DATASET

* Begin *

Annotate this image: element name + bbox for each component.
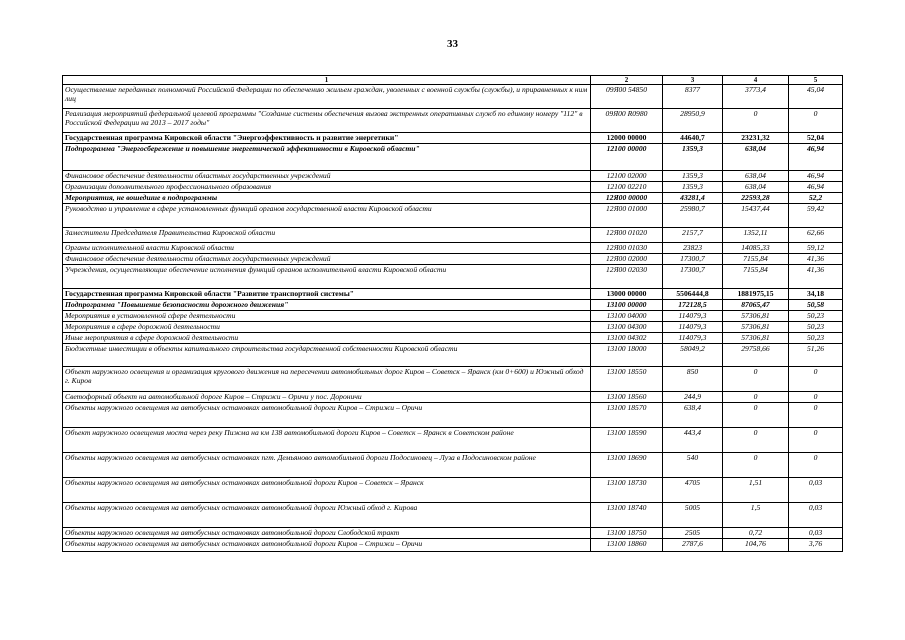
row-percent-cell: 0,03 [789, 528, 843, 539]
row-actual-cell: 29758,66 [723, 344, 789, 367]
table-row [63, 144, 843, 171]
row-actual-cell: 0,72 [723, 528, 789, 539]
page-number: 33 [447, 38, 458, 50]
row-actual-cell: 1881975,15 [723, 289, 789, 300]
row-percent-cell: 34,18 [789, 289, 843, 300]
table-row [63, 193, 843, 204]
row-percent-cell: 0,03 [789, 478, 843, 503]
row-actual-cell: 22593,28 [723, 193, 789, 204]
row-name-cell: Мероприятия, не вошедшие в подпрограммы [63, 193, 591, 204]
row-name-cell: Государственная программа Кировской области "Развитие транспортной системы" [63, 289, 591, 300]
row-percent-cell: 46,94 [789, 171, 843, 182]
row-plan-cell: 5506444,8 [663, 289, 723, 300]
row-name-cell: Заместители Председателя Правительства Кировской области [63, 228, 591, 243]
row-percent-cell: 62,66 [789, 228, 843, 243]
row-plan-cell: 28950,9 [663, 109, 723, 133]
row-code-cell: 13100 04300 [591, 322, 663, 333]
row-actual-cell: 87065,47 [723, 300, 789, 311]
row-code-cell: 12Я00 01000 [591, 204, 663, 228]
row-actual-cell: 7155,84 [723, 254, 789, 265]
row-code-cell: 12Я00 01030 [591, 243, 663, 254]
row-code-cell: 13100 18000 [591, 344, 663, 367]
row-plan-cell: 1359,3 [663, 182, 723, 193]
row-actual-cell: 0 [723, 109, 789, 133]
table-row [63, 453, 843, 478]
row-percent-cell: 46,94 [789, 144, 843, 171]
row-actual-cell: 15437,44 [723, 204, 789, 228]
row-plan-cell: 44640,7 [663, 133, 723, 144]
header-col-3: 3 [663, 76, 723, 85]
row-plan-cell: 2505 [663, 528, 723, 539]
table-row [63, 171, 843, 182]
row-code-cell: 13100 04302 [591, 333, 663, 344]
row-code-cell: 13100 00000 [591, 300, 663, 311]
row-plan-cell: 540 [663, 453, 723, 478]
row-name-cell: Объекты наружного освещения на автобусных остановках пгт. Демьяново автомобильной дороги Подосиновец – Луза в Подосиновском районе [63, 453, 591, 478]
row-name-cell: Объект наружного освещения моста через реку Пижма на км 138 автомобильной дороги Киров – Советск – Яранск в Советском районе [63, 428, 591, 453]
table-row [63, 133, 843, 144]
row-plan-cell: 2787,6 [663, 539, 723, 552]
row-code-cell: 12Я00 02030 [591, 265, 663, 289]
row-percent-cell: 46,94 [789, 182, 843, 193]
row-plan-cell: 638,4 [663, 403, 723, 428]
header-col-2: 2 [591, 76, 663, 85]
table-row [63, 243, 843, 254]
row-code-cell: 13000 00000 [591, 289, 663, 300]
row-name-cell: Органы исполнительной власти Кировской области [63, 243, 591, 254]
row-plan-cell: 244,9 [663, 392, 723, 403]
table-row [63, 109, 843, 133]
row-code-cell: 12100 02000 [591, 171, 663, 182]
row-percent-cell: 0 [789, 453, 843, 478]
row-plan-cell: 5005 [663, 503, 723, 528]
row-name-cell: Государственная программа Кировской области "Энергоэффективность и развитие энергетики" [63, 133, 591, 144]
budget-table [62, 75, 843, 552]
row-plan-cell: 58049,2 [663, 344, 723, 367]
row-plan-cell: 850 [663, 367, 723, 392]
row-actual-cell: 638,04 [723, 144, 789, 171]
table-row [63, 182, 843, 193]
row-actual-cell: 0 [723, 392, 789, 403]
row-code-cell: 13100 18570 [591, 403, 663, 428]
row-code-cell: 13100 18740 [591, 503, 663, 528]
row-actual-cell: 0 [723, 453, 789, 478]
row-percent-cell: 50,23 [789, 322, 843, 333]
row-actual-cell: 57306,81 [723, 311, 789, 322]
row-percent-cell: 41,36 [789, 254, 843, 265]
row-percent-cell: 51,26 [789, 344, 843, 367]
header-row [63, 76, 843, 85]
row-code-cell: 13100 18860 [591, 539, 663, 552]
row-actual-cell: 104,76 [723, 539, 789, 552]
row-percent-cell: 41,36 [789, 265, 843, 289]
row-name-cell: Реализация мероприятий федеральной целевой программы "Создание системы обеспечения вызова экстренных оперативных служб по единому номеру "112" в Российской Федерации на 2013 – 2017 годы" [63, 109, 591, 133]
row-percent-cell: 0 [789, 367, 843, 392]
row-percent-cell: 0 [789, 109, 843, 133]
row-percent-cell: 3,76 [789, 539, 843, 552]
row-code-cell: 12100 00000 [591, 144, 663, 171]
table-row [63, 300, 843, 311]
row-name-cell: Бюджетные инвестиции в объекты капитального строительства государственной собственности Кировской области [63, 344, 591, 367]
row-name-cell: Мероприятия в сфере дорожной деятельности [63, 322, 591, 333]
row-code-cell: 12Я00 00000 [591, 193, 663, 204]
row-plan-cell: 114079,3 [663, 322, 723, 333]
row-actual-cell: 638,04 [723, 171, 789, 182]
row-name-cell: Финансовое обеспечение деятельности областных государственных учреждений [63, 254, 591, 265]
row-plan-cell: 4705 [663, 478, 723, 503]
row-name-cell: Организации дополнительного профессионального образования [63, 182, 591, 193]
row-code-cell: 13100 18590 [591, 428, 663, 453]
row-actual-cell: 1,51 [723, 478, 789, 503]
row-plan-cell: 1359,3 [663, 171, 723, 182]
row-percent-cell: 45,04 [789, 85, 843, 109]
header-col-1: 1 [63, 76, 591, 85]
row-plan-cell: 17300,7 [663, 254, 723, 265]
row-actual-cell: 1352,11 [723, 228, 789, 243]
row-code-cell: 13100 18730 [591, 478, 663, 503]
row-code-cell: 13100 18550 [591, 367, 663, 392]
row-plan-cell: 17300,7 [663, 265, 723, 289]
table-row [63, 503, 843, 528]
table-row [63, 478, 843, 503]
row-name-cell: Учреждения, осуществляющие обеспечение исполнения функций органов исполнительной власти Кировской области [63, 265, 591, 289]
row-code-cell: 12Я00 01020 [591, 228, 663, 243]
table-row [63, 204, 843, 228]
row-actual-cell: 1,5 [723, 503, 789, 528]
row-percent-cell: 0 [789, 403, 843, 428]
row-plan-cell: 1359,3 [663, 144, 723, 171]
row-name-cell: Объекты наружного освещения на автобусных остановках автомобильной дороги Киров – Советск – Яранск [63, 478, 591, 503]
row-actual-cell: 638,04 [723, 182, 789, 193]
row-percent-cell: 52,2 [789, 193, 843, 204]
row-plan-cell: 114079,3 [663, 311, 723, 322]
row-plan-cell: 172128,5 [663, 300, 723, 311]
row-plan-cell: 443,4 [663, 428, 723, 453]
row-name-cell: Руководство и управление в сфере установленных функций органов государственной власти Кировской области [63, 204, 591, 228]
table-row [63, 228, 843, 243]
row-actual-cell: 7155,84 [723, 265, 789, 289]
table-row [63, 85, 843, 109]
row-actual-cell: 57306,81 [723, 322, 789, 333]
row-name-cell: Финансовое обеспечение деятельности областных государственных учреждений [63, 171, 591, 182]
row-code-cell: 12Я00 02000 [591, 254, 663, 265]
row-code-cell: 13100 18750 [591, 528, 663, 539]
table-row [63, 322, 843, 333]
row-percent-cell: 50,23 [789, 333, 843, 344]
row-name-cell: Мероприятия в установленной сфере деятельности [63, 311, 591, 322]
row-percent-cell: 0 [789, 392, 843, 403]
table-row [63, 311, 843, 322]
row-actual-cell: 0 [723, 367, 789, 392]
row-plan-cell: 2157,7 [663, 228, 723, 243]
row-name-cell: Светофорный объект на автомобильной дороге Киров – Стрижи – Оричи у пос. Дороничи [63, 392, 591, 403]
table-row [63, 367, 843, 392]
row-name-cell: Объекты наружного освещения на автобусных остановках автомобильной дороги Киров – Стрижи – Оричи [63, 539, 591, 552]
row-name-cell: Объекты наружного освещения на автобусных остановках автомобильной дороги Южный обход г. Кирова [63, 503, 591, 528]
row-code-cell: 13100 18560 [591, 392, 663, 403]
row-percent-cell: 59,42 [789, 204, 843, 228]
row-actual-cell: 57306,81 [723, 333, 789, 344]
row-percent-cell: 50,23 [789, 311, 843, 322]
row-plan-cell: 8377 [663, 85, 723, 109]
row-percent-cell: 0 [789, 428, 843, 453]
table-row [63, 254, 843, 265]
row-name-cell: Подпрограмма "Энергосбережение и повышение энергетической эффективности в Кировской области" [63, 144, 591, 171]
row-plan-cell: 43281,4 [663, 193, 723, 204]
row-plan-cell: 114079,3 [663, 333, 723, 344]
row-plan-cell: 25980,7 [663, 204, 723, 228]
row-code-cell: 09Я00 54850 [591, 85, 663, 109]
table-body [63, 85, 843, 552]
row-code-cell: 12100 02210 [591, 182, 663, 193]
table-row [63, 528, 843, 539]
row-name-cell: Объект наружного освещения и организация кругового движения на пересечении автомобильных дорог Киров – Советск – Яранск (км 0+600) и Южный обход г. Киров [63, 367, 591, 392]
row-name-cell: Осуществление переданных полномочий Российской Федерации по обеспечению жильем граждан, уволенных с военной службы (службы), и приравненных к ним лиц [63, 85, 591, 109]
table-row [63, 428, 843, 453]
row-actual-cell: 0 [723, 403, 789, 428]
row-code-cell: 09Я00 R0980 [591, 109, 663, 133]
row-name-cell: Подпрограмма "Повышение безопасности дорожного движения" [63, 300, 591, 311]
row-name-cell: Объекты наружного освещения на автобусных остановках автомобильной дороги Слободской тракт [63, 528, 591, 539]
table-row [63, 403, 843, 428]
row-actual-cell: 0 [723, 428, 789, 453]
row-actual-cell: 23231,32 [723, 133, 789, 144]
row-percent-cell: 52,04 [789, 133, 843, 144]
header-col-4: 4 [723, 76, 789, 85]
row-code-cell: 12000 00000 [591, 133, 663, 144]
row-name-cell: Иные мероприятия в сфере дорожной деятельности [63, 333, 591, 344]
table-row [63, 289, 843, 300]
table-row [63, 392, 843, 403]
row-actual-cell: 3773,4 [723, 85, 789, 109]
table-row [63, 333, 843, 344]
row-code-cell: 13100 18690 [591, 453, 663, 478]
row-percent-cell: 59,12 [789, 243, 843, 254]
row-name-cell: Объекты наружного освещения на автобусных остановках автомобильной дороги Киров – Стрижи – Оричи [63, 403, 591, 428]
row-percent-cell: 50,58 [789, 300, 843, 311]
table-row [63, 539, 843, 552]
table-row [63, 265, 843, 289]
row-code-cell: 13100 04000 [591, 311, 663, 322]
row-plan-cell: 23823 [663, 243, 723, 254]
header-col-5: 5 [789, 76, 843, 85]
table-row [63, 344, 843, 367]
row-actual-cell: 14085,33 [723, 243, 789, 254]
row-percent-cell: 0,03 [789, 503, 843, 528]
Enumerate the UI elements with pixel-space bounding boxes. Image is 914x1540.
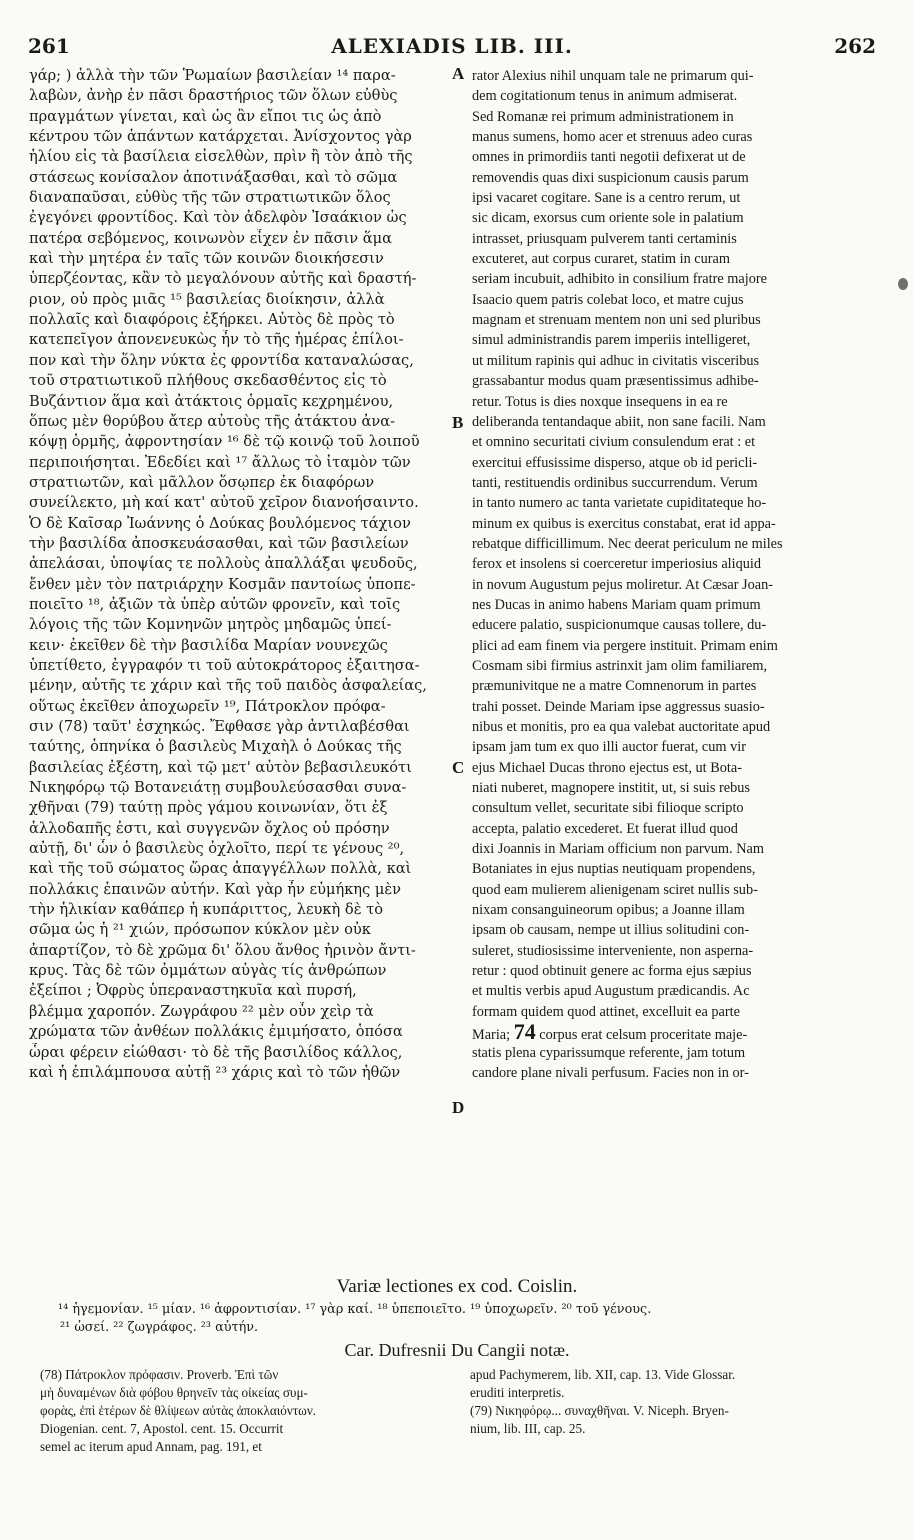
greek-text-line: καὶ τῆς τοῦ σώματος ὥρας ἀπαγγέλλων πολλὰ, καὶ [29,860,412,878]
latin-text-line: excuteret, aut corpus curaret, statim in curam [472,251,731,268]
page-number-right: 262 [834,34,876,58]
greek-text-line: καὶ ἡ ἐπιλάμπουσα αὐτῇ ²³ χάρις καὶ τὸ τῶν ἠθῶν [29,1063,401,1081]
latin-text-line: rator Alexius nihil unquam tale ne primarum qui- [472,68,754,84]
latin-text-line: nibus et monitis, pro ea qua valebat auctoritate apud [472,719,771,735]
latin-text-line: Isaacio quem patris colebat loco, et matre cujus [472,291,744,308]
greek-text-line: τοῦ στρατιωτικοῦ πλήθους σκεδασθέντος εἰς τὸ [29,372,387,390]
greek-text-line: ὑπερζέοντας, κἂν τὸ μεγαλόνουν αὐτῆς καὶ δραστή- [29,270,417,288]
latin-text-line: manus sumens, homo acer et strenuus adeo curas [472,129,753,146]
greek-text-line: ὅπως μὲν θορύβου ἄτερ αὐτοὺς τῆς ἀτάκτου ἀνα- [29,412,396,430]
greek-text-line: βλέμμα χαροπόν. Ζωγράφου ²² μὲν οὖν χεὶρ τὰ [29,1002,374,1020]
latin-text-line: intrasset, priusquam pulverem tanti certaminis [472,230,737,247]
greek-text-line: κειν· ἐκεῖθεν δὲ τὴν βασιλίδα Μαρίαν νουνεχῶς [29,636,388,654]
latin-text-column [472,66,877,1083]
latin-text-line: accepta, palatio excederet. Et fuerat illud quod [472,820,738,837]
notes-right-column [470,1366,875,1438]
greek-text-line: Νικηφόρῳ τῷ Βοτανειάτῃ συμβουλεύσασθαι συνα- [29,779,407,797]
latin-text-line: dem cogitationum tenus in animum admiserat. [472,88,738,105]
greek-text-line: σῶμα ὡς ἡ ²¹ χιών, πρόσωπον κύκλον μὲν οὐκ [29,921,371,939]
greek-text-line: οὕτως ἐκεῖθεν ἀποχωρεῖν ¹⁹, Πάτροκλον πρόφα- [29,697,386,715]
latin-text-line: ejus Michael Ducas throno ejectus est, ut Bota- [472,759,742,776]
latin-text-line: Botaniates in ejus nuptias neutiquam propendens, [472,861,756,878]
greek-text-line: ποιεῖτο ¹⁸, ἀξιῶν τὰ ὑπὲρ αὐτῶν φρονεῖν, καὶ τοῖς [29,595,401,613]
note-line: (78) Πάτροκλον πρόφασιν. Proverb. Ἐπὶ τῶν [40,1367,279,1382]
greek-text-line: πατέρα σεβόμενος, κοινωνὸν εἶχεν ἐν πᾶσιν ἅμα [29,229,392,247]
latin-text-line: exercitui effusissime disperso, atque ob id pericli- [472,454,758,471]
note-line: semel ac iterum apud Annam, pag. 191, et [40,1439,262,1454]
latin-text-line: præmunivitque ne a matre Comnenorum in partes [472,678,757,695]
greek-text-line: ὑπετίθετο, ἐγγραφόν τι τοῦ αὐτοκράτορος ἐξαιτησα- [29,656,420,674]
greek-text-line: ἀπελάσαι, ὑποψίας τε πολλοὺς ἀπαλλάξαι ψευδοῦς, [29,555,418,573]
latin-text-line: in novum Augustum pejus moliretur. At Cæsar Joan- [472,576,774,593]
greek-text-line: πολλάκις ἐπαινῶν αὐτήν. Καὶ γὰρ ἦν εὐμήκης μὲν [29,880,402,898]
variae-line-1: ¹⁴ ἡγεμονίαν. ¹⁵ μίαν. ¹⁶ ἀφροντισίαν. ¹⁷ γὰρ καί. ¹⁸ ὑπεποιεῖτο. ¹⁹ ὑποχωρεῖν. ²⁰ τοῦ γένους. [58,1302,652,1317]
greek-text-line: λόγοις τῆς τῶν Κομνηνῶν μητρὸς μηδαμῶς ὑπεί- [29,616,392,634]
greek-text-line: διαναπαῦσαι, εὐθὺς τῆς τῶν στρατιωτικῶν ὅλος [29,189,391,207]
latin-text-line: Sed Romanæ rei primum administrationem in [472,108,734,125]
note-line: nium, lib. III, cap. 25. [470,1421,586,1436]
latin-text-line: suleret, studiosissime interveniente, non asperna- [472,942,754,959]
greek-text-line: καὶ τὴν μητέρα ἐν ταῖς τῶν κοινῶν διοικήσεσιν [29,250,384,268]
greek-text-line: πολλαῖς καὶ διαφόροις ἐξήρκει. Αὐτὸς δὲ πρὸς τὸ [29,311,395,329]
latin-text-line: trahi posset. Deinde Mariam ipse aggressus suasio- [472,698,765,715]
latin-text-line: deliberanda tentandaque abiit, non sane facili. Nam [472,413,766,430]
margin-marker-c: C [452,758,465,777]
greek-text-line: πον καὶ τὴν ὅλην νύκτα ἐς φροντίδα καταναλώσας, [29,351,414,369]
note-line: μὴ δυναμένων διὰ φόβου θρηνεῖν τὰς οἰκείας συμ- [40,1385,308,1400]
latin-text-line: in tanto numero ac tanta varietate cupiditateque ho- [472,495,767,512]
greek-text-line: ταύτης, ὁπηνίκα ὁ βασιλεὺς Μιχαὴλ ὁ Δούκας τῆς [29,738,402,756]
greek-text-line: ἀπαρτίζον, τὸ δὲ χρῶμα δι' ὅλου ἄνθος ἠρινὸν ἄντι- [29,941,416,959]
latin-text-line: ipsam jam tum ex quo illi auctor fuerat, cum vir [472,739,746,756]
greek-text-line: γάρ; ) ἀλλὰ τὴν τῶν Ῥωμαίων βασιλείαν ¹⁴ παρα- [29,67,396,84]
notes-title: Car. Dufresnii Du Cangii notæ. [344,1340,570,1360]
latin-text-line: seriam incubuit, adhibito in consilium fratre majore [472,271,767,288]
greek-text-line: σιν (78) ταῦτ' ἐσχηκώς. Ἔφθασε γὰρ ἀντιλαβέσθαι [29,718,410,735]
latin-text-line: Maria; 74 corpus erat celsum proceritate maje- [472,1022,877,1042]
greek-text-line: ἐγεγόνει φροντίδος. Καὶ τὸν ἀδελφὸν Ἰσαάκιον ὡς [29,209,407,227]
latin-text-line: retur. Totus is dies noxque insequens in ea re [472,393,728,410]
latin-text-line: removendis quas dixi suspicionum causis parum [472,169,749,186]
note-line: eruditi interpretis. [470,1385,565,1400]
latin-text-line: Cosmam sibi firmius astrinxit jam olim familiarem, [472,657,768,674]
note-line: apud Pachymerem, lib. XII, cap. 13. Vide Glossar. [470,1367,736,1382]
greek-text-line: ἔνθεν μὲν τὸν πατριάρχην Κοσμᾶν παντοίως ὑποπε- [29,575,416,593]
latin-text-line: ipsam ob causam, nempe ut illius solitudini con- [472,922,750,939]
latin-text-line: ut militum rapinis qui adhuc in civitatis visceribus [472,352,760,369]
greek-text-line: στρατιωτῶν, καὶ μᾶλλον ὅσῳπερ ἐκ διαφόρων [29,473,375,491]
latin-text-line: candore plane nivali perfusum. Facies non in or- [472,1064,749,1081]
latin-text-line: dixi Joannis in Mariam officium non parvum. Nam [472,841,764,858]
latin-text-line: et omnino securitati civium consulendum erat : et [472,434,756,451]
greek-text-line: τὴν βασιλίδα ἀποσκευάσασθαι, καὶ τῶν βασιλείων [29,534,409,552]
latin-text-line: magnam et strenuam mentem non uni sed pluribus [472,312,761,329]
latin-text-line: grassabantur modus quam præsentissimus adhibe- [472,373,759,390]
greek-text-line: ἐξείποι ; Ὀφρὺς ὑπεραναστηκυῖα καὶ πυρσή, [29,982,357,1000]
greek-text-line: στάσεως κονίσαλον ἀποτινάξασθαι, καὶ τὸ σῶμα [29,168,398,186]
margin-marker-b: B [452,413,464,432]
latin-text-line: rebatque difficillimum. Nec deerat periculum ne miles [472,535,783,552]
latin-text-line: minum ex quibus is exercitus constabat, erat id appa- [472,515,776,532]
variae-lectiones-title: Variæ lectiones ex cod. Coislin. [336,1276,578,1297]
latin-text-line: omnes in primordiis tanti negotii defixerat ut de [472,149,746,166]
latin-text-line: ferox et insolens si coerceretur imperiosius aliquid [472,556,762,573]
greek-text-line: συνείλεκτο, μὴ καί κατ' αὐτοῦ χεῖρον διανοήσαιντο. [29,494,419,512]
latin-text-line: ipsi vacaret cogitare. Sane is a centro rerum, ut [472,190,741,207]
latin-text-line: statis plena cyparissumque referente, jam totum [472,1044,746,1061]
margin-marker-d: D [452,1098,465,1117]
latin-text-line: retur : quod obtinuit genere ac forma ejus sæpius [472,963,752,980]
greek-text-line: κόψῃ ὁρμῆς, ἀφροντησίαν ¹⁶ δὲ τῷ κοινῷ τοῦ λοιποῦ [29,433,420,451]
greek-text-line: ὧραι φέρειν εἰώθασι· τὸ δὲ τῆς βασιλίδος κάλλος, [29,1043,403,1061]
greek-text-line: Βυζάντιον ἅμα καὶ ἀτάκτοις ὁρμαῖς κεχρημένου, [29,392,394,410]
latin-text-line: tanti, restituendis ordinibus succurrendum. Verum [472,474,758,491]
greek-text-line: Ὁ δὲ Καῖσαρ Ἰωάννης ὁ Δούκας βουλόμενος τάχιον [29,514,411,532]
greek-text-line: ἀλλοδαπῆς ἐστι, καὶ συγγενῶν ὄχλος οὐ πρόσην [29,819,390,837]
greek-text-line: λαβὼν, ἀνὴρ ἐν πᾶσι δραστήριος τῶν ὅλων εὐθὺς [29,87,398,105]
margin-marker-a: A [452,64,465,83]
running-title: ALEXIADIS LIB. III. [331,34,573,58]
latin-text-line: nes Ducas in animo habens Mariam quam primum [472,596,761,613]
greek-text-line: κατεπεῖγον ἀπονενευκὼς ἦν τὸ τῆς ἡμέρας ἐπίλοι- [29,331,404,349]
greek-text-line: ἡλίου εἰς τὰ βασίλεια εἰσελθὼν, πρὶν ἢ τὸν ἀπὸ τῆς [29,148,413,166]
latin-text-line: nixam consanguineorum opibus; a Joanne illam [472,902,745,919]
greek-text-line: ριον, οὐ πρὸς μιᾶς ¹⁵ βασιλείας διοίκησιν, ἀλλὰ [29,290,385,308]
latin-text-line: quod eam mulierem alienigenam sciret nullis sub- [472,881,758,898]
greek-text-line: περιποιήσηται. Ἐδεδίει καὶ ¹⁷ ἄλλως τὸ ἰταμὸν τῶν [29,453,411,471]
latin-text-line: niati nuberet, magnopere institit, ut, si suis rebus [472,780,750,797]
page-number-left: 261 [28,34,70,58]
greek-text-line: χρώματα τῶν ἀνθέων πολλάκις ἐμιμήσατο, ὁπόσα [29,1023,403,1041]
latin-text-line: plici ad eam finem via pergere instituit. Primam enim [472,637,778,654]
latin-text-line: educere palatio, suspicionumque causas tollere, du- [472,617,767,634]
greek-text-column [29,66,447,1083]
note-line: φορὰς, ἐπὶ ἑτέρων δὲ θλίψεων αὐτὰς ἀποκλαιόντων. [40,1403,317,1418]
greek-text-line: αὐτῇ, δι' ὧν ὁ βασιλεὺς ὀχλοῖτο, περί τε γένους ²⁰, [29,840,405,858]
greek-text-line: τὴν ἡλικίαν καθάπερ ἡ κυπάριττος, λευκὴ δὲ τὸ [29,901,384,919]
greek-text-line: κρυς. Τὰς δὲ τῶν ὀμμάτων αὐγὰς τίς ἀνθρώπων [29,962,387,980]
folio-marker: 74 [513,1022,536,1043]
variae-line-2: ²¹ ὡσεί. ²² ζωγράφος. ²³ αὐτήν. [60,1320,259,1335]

* End *

WORK TO DO
In the material above, copy out the lines exactly, beginning at the line that contains "greek-text-line: καὶ τῆς" and stopping after the line that contains "latin-text-line: Isaacio quem".

RESPONSE TO THIS TASK
greek-text-line: καὶ τῆς τοῦ σώματος ὥρας ἀπαγγέλλων πολλὰ, καὶ [29,860,412,878]
latin-text-line: excuteret, aut corpus curaret, statim in curam [472,251,731,268]
page-number-right: 262 [834,34,876,58]
greek-text-line: καὶ ἡ ἐπιλάμπουσα αὐτῇ ²³ χάρις καὶ τὸ τῶν ἠθῶν [29,1063,401,1081]
latin-text-line: rator Alexius nihil unquam tale ne primarum qui- [472,68,754,84]
latin-text-line: nibus et monitis, pro ea qua valebat auctoritate apud [472,719,771,735]
latin-text-line: Isaacio quem patris colebat loco, et matre cujus [472,291,744,308]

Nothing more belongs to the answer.